Task statement: Each record below should be output verbatim, without pictures.

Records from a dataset

◇ ◇ ◇

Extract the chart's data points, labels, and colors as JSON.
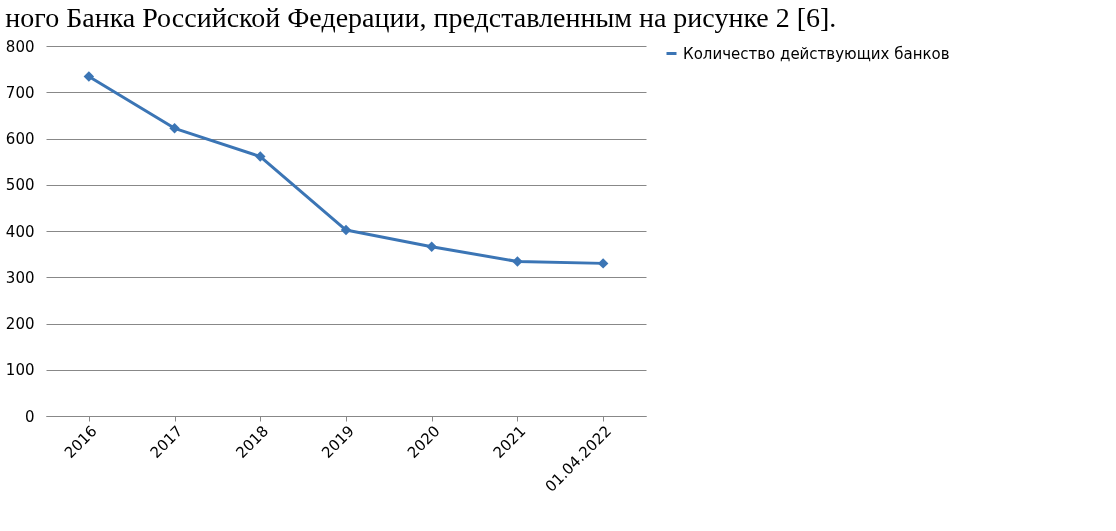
{
  "chart_data": {
    "type": "line",
    "annotations": [
      "ного Банка Российской Федерации, представленным на рисунке 2 [6]."
    ],
    "categories": [
      "2016",
      "2017",
      "2018",
      "2019",
      "2020",
      "2021",
      "01.04.2022"
    ],
    "series": [
      {
        "name": "Количество действующих банков",
        "color": "#3b75b5",
        "values": [
          734,
          622,
          561,
          402,
          366,
          334,
          330
        ]
      }
    ],
    "ylim": [
      0,
      800
    ],
    "yticks": [
      0,
      100,
      200,
      300,
      400,
      500,
      600,
      700,
      800
    ],
    "grid": "y",
    "legend": "right",
    "marker": "diamond",
    "line_style": "solid"
  }
}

◇ ◇ ◇

Full response:
Extract the chart's data points, labels, and colors as JSON.
{
  "chart_data": {
    "type": "line",
    "annotations": [
      "ного Банка Российской Федерации, представленным на рисунке 2 [6]."
    ],
    "categories": [
      "2016",
      "2017",
      "2018",
      "2019",
      "2020",
      "2021",
      "01.04.2022"
    ],
    "series": [
      {
        "name": "Количество действующих банков",
        "color": "#3b75b5",
        "values": [
          734,
          622,
          561,
          402,
          366,
          334,
          330
        ]
      }
    ],
    "ylim": [
      0,
      800
    ],
    "yticks": [
      0,
      100,
      200,
      300,
      400,
      500,
      600,
      700,
      800
    ],
    "grid": "y",
    "legend": "right",
    "marker": "diamond",
    "line_style": "solid"
  }
}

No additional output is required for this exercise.